§ Stated problem: Repeat every entry word for word, skipping the pictures.
+--
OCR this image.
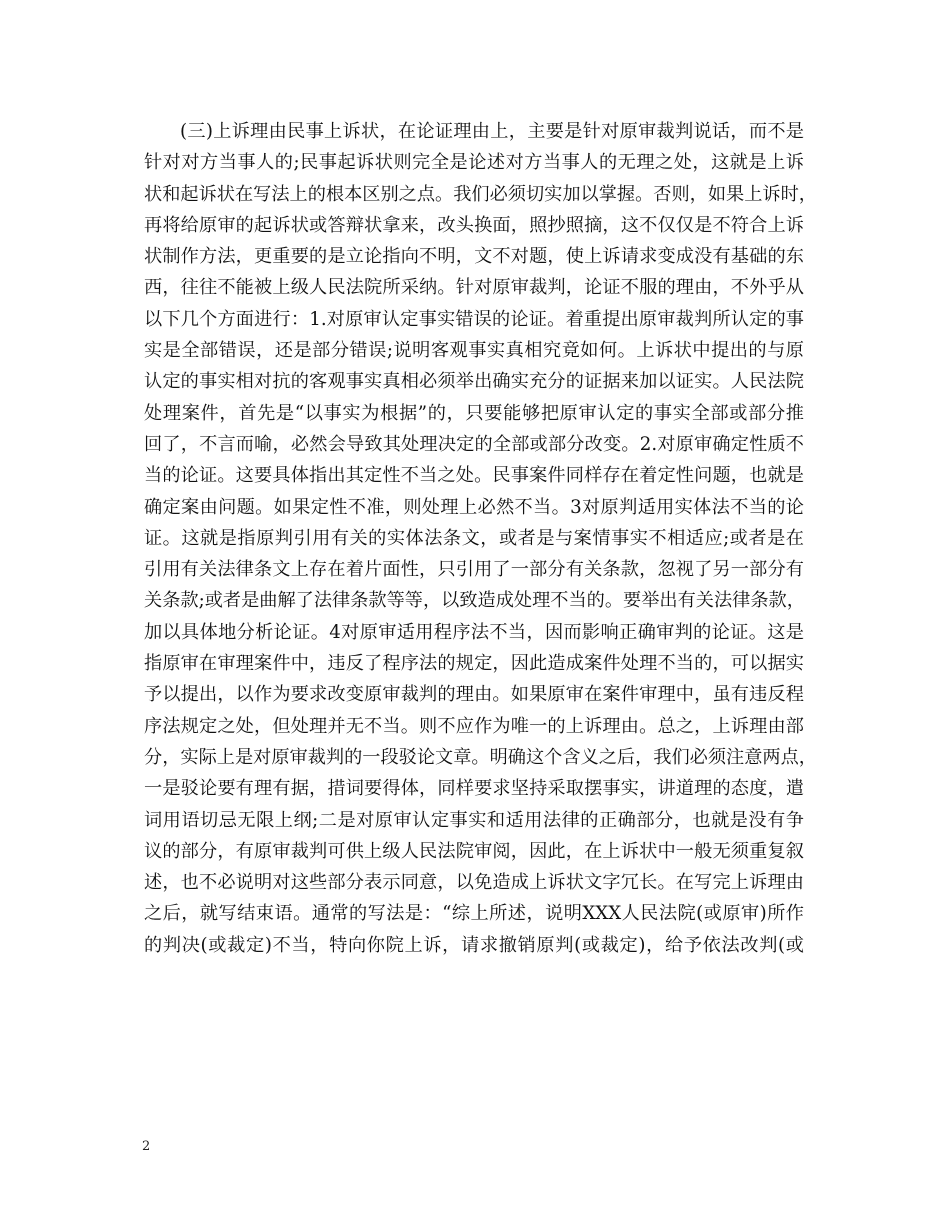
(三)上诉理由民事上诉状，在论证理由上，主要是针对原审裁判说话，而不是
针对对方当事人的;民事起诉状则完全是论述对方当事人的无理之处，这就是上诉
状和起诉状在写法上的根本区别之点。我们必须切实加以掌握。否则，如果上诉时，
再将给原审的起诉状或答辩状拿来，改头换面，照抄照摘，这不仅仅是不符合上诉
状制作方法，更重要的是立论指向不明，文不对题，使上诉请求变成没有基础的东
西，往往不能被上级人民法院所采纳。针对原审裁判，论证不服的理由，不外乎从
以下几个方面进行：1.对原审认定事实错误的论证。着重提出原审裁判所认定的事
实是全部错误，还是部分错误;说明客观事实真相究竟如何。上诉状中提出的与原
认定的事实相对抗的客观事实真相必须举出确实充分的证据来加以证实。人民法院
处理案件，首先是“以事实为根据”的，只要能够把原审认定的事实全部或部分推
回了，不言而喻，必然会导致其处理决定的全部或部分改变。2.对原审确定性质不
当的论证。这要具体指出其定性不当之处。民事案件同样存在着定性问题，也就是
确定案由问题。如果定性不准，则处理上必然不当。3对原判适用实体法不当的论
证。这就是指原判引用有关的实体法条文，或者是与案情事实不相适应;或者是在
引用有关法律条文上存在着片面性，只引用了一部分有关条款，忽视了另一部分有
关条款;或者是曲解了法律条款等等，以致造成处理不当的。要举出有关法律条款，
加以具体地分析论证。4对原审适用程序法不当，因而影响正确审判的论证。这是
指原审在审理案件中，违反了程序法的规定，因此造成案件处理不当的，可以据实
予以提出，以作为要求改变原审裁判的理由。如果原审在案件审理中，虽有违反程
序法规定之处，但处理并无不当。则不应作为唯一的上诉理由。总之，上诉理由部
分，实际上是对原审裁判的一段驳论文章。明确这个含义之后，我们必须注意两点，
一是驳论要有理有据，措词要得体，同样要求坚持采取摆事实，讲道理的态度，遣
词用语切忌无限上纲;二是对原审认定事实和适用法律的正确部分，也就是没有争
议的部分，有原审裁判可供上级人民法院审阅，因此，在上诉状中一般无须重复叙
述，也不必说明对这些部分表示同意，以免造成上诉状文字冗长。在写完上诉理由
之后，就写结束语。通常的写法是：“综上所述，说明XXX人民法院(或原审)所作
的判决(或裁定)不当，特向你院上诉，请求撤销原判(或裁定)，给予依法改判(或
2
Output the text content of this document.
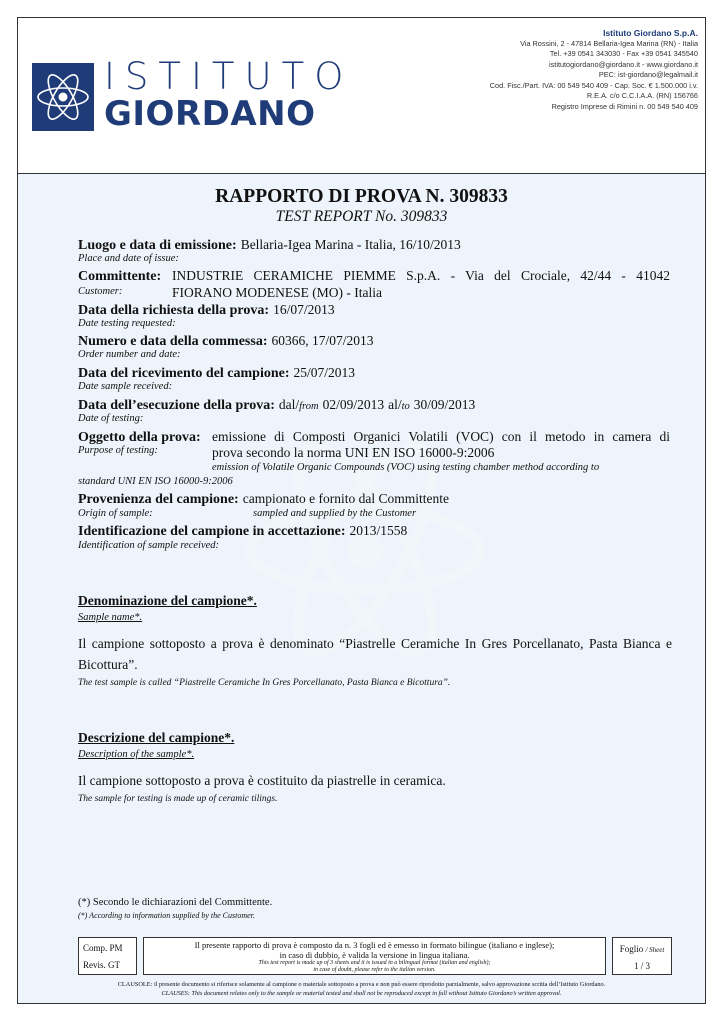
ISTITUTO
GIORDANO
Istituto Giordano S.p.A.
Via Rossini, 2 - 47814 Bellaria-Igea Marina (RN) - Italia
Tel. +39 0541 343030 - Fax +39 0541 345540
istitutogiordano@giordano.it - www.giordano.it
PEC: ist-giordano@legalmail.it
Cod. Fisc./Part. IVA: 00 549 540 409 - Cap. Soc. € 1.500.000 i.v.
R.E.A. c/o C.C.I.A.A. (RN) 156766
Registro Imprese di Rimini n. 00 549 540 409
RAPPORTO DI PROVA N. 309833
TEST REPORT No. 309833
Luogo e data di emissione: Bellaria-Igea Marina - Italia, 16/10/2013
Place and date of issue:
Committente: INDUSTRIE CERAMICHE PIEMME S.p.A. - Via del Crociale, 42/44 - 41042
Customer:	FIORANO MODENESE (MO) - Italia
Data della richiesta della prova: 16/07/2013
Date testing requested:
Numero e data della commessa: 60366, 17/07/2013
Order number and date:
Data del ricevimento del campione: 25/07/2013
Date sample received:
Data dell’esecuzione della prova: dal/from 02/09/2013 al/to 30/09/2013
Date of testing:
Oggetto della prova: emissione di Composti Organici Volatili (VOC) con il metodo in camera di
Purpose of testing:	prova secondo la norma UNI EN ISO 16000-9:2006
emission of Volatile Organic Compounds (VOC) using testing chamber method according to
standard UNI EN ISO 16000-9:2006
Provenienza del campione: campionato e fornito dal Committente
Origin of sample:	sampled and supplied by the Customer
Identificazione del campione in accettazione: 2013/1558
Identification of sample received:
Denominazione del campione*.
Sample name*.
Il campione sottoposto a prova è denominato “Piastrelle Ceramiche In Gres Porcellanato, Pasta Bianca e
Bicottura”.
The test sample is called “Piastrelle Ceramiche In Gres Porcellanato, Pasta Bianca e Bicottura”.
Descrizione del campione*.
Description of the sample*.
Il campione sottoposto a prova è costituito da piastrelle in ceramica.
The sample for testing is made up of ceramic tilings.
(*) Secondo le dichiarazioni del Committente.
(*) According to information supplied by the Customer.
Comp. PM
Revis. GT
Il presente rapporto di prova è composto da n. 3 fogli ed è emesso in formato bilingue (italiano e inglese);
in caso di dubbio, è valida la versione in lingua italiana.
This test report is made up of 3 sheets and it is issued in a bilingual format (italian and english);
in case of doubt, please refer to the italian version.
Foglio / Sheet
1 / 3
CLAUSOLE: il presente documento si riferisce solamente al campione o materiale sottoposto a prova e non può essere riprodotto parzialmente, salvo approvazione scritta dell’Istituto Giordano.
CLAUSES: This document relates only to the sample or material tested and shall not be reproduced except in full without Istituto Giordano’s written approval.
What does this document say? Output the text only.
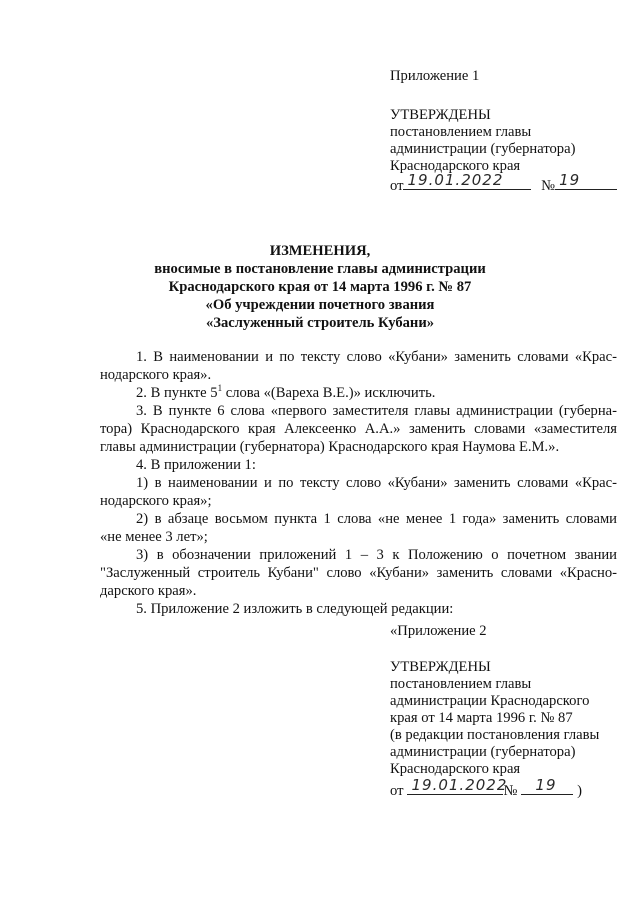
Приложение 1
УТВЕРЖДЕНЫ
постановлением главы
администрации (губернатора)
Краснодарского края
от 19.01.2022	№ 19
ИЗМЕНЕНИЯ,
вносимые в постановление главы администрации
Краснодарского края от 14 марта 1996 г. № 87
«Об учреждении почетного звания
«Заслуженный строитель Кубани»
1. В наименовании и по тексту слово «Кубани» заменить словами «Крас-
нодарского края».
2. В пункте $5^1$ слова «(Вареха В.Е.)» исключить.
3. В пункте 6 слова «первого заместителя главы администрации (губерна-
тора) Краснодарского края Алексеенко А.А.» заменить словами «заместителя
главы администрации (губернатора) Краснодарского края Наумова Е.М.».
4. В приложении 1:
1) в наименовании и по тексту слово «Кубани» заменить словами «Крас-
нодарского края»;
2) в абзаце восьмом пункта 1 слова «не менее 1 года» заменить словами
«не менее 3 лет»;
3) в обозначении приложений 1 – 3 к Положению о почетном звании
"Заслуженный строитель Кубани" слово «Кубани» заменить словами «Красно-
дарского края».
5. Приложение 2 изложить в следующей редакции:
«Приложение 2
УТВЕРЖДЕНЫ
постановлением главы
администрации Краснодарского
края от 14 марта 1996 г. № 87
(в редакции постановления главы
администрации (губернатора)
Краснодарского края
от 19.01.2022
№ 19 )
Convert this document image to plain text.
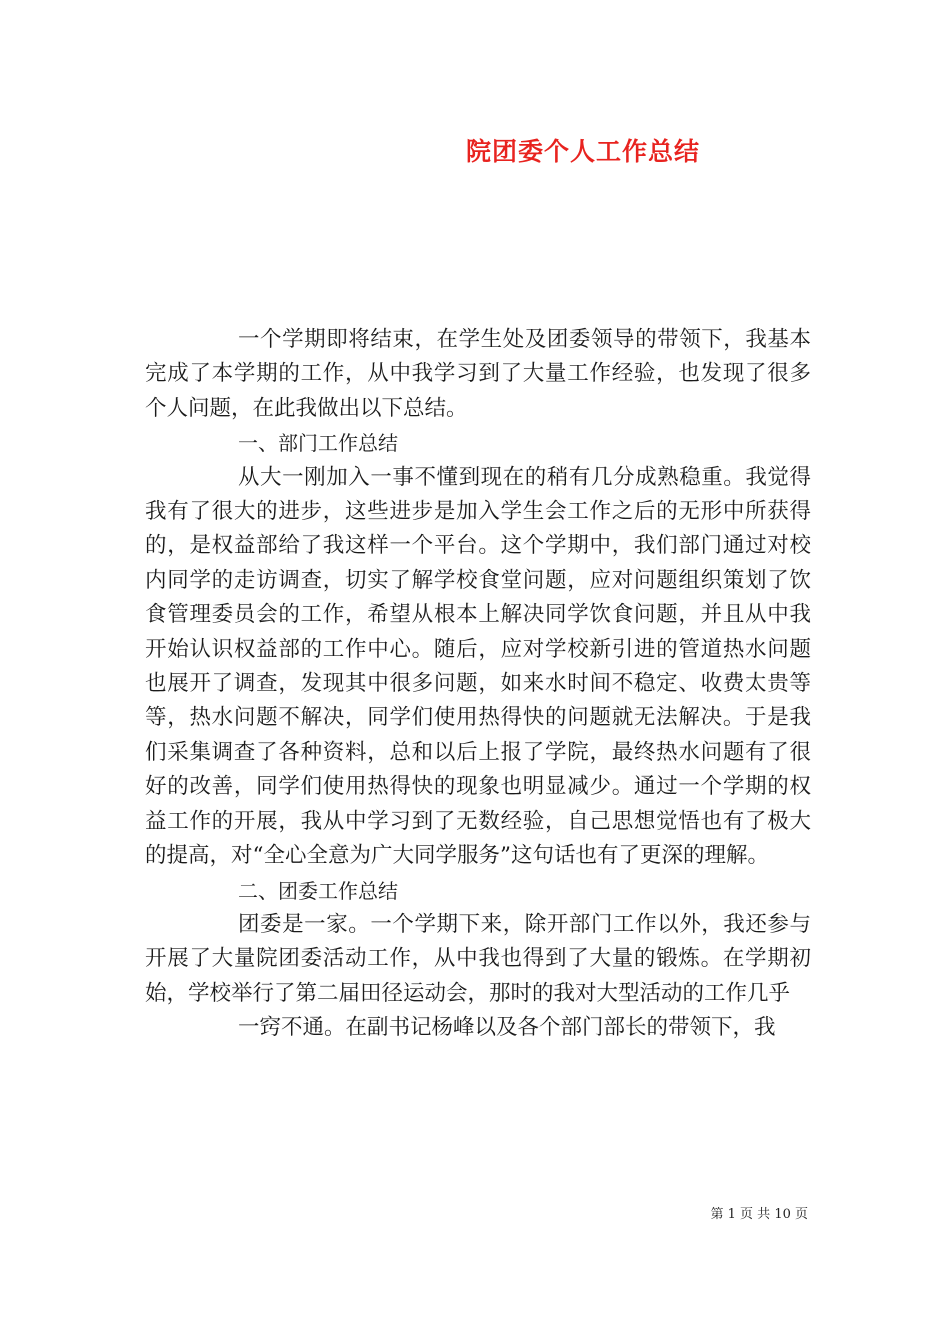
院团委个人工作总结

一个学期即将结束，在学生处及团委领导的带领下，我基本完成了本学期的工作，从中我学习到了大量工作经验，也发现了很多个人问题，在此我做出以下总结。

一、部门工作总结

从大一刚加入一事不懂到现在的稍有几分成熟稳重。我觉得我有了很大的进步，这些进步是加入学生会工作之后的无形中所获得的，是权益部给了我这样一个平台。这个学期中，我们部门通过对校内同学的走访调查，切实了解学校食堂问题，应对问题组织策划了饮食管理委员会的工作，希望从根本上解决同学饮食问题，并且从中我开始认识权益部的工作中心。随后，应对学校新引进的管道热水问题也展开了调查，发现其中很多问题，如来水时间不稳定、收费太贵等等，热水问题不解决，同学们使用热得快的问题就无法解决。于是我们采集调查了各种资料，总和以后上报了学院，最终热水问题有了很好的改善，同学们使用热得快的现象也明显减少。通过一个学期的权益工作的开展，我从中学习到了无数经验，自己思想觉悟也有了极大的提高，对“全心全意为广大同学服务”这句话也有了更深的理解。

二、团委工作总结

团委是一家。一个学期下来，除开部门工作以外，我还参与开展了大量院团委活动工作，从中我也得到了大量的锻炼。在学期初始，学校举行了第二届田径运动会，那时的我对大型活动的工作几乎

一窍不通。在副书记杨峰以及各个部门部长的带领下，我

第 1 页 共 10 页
+--
§ Response to the task:
OCR this image.
(三)上诉理由民事上诉状，在论证理由上，主要是针对原审裁判说话，而不是
针对对方当事人的;民事起诉状则完全是论述对方当事人的无理之处，这就是上诉
状和起诉状在写法上的根本区别之点。我们必须切实加以掌握。否则，如果上诉时，
再将给原审的起诉状或答辩状拿来，改头换面，照抄照摘，这不仅仅是不符合上诉
状制作方法，更重要的是立论指向不明，文不对题，使上诉请求变成没有基础的东
西，往往不能被上级人民法院所采纳。针对原审裁判，论证不服的理由，不外乎从
以下几个方面进行：1.对原审认定事实错误的论证。着重提出原审裁判所认定的事
实是全部错误，还是部分错误;说明客观事实真相究竟如何。上诉状中提出的与原
认定的事实相对抗的客观事实真相必须举出确实充分的证据来加以证实。人民法院
处理案件，首先是“以事实为根据”的，只要能够把原审认定的事实全部或部分推
回了，不言而喻，必然会导致其处理决定的全部或部分改变。2.对原审确定性质不
当的论证。这要具体指出其定性不当之处。民事案件同样存在着定性问题，也就是
确定案由问题。如果定性不准，则处理上必然不当。3对原判适用实体法不当的论
证。这就是指原判引用有关的实体法条文，或者是与案情事实不相适应;或者是在
引用有关法律条文上存在着片面性，只引用了一部分有关条款，忽视了另一部分有
关条款;或者是曲解了法律条款等等，以致造成处理不当的。要举出有关法律条款，
加以具体地分析论证。4对原审适用程序法不当，因而影响正确审判的论证。这是
指原审在审理案件中，违反了程序法的规定，因此造成案件处理不当的，可以据实
予以提出，以作为要求改变原审裁判的理由。如果原审在案件审理中，虽有违反程
序法规定之处，但处理并无不当。则不应作为唯一的上诉理由。总之，上诉理由部
分，实际上是对原审裁判的一段驳论文章。明确这个含义之后，我们必须注意两点，
一是驳论要有理有据，措词要得体，同样要求坚持采取摆事实，讲道理的态度，遣
词用语切忌无限上纲;二是对原审认定事实和适用法律的正确部分，也就是没有争
议的部分，有原审裁判可供上级人民法院审阅，因此，在上诉状中一般无须重复叙
述，也不必说明对这些部分表示同意，以免造成上诉状文字冗长。在写完上诉理由
之后，就写结束语。通常的写法是：“综上所述，说明XXX人民法院(或原审)所作
的判决(或裁定)不当，特向你院上诉，请求撤销原判(或裁定)，给予依法改判(或
2
Output the text content of this document.
ISTITUTO
GIORDANO
Istituto Giordano S.p.A.
Via Rossini, 2 - 47814 Bellaria-Igea Marina (RN) - Italia
Tel. +39 0541 343030 - Fax +39 0541 345540
istitutogiordano@giordano.it - www.giordano.it
PEC: ist-giordano@legalmail.it
Cod. Fisc./Part. IVA: 00 549 540 409 - Cap. Soc. € 1.500.000 i.v.
R.E.A. c/o C.C.I.A.A. (RN) 156766
Registro Imprese di Rimini n. 00 549 540 409
RAPPORTO DI PROVA N. 309833
TEST REPORT No. 309833
Luogo e data di emissione: Bellaria-Igea Marina - Italia, 16/10/2013
Place and date of issue:
Committente: INDUSTRIE CERAMICHE PIEMME S.p.A. - Via del Crociale, 42/44 - 41042
Customer:	FIORANO MODENESE (MO) - Italia
Data della richiesta della prova: 16/07/2013
Date testing requested:
Numero e data della commessa: 60366, 17/07/2013
Order number and date:
Data del ricevimento del campione: 25/07/2013
Date sample received:
Data dell’esecuzione della prova: dal/from 02/09/2013 al/to 30/09/2013
Date of testing:
Oggetto della prova: emissione di Composti Organici Volatili (VOC) con il metodo in camera di
Purpose of testing:	prova secondo la norma UNI EN ISO 16000-9:2006
emission of Volatile Organic Compounds (VOC) using testing chamber method according to
standard UNI EN ISO 16000-9:2006
Provenienza del campione: campionato e fornito dal Committente
Origin of sample:	sampled and supplied by the Customer
Identificazione del campione in accettazione: 2013/1558
Identification of sample received:
Denominazione del campione*.
Sample name*.
Il campione sottoposto a prova è denominato “Piastrelle Ceramiche In Gres Porcellanato, Pasta Bianca e
Bicottura”.
The test sample is called “Piastrelle Ceramiche In Gres Porcellanato, Pasta Bianca e Bicottura”.
Descrizione del campione*.
Description of the sample*.
Il campione sottoposto a prova è costituito da piastrelle in ceramica.
The sample for testing is made up of ceramic tilings.
(*) Secondo le dichiarazioni del Committente.
(*) According to information supplied by the Customer.
Comp. PM
Revis. GT
Il presente rapporto di prova è composto da n. 3 fogli ed è emesso in formato bilingue (italiano e inglese);
in caso di dubbio, è valida la versione in lingua italiana.
This test report is made up of 3 sheets and it is issued in a bilingual format (italian and english);
in case of doubt, please refer to the italian version.
Foglio / Sheet
1 / 3
CLAUSOLE: il presente documento si riferisce solamente al campione o materiale sottoposto a prova e non può essere riprodotto parzialmente, salvo approvazione scritta dell’Istituto Giordano.
CLAUSES: This document relates only to the sample or material tested and shall not be reproduced except in full without Istituto Giordano’s written approval.
What does this document say? Output the text only.
Приложение 1
УТВЕРЖДЕНЫ
постановлением главы
администрации (губернатора)
Краснодарского края
от 19.01.2022	№ 19
ИЗМЕНЕНИЯ,
вносимые в постановление главы администрации
Краснодарского края от 14 марта 1996 г. № 87
«Об учреждении почетного звания
«Заслуженный строитель Кубани»
1. В наименовании и по тексту слово «Кубани» заменить словами «Крас-
нодарского края».
2. В пункте $5^1$ слова «(Вареха В.Е.)» исключить.
3. В пункте 6 слова «первого заместителя главы администрации (губерна-
тора) Краснодарского края Алексеенко А.А.» заменить словами «заместителя
главы администрации (губернатора) Краснодарского края Наумова Е.М.».
4. В приложении 1:
1) в наименовании и по тексту слово «Кубани» заменить словами «Крас-
нодарского края»;
2) в абзаце восьмом пункта 1 слова «не менее 1 года» заменить словами
«не менее 3 лет»;
3) в обозначении приложений 1 – 3 к Положению о почетном звании
"Заслуженный строитель Кубани" слово «Кубани» заменить словами «Красно-
дарского края».
5. Приложение 2 изложить в следующей редакции:
«Приложение 2
УТВЕРЖДЕНЫ
постановлением главы
администрации Краснодарского
края от 14 марта 1996 г. № 87
(в редакции постановления главы
администрации (губернатора)
Краснодарского края
от 19.01.2022
№ 19 )
Convert this document image to plain text.
院团委个人工作总结

一个学期即将结束，在学生处及团委领导的带领下，我基本完成了本学期的工作，从中我学习到了大量工作经验，也发现了很多个人问题，在此我做出以下总结。

一、部门工作总结

从大一刚加入一事不懂到现在的稍有几分成熟稳重。我觉得我有了很大的进步，这些进步是加入学生会工作之后的无形中所获得的，是权益部给了我这样一个平台。这个学期中，我们部门通过对校内同学的走访调查，切实了解学校食堂问题，应对问题组织策划了饮食管理委员会的工作，希望从根本上解决同学饮食问题，并且从中我开始认识权益部的工作中心。随后，应对学校新引进的管道热水问题也展开了调查，发现其中很多问题，如来水时间不稳定、收费太贵等等，热水问题不解决，同学们使用热得快的问题就无法解决。于是我们采集调查了各种资料，总和以后上报了学院，最终热水问题有了很好的改善，同学们使用热得快的现象也明显减少。通过一个学期的权益工作的开展，我从中学习到了无数经验，自己思想觉悟也有了极大的提高，对“全心全意为广大同学服务”这句话也有了更深的理解。

二、团委工作总结

团委是一家。一个学期下来，除开部门工作以外，我还参与开展了大量院团委活动工作，从中我也得到了大量的锻炼。在学期初始，学校举行了第二届田径运动会，那时的我对大型活动的工作几乎

一窍不通。在副书记杨峰以及各个部门部长的带领下，我

第 1 页 共 10 页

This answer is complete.